--- Short task ---
List all lines of the data containing the word "持股计划".

--- Data in this exercise ---
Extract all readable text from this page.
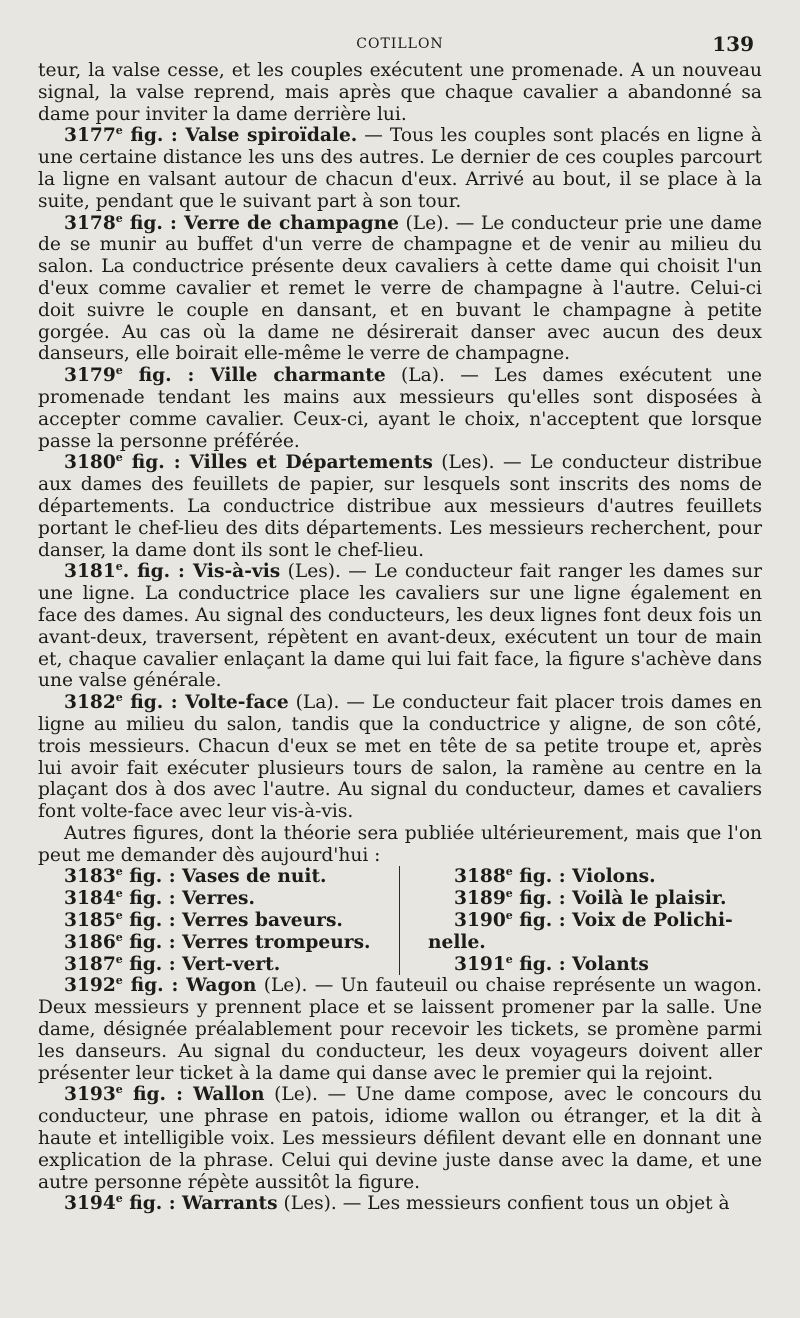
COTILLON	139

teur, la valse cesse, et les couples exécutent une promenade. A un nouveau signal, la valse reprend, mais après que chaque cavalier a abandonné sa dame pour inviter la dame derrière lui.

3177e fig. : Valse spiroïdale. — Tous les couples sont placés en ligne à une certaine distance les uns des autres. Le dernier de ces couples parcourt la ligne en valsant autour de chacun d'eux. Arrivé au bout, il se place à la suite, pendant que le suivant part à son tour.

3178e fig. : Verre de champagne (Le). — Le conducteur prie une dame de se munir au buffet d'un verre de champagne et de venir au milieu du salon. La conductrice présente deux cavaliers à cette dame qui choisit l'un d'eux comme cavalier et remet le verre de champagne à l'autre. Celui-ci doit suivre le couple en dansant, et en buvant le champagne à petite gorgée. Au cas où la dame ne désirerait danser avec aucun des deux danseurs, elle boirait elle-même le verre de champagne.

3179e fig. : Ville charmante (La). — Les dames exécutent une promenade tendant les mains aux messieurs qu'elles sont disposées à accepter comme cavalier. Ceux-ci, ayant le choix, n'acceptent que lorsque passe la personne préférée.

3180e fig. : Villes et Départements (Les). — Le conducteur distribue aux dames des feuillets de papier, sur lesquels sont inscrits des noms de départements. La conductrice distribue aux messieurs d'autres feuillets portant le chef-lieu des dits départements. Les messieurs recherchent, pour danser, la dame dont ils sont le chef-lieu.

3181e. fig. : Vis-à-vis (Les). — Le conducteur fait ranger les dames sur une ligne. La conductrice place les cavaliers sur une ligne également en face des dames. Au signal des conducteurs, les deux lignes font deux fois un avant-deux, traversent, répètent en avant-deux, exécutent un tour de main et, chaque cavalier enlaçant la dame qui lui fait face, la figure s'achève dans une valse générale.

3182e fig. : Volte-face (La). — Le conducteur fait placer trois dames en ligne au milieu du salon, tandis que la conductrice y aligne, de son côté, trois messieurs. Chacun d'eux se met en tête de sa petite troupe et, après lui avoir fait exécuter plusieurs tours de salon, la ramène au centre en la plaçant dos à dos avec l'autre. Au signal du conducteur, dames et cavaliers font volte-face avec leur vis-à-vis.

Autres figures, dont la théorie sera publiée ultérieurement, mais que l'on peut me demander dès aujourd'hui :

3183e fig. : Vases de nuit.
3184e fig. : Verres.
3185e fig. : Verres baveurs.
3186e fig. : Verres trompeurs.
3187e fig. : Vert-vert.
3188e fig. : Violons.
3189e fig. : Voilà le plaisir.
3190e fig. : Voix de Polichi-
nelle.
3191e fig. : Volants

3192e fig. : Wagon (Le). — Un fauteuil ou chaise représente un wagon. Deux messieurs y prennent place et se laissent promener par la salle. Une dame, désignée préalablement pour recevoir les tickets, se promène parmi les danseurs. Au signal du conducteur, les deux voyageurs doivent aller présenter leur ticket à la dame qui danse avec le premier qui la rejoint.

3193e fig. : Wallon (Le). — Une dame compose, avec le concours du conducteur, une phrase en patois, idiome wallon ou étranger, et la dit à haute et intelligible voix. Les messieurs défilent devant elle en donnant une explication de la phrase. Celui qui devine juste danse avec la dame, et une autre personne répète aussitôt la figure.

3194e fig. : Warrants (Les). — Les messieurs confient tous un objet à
==
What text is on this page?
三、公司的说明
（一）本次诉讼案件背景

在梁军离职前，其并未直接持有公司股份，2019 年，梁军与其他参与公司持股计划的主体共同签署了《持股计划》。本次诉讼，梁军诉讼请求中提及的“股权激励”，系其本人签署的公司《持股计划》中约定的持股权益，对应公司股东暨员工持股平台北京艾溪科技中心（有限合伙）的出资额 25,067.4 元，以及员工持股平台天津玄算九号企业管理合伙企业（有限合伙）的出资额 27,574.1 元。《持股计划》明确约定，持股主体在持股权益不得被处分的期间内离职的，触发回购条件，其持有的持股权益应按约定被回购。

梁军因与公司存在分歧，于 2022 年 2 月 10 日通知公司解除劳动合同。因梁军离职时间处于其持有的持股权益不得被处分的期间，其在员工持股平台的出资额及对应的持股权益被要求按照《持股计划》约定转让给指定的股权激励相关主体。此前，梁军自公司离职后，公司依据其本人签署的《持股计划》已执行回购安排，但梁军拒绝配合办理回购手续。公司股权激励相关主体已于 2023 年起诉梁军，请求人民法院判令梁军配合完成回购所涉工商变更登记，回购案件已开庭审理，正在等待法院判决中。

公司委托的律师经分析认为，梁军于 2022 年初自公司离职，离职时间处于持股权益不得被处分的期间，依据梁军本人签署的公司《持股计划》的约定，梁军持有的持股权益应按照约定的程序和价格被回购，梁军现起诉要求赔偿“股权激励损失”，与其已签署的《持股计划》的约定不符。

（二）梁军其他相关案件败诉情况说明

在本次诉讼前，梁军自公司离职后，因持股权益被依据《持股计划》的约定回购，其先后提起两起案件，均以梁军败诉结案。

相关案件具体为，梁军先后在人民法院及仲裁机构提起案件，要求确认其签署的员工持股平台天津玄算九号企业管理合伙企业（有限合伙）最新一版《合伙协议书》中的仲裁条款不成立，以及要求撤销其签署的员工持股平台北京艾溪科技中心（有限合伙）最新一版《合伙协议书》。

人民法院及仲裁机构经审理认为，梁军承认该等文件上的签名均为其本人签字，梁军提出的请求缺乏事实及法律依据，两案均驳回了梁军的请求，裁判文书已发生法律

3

--- Solution for this task ---
在梁军离职前，其并未直接持有公司股份，2019 年，梁军与其他参与公司持股计划的主体共同签署了《持股计划》。本次诉讼，梁军诉讼请求中提及的“股权激励”，系其本人签署的公司《持股计划》中约定的持股权益，对应公司股东暨员工持股平台北京艾溪科技中心（有限合伙）的出资额 25,067.4 元，以及员工持股平台天津玄算九号企业管理合伙企业（有限合伙）的出资额 27,574.1 元。《持股计划》明确约定，持股主体在持股权益不得被处分的期间内离职的，触发回购条件，其持有的持股权益应按约定被回购。
梁军因与公司存在分歧，于 2022 年 2 月 10 日通知公司解除劳动合同。因梁军离职时间处于其持有的持股权益不得被处分的期间，其在员工持股平台的出资额及对应的持股权益被要求按照《持股计划》约定转让给指定的股权激励相关主体。此前，梁军自公司离职后，公司依据其本人签署的《持股计划》已执行回购安排，但梁军拒绝配合办理回购手续。公司股权激励相关主体已于 2023 年起诉梁军，请求人民法院判令梁军配合完成回购所涉工商变更登记，回购案件已开庭审理，正在等待法院判决中。
公司委托的律师经分析认为，梁军于 2022 年初自公司离职，离职时间处于持股权益不得被处分的期间，依据梁军本人签署的公司《持股计划》的约定，梁军持有的持股权益应按照约定的程序和价格被回购，梁军现起诉要求赔偿“股权激励损失”，与其已签署的《持股计划》的约定不符。
在本次诉讼前，梁军自公司离职后，因持股权益被依据《持股计划》的约定回购，其先后提起两起案件，均以梁军败诉结案。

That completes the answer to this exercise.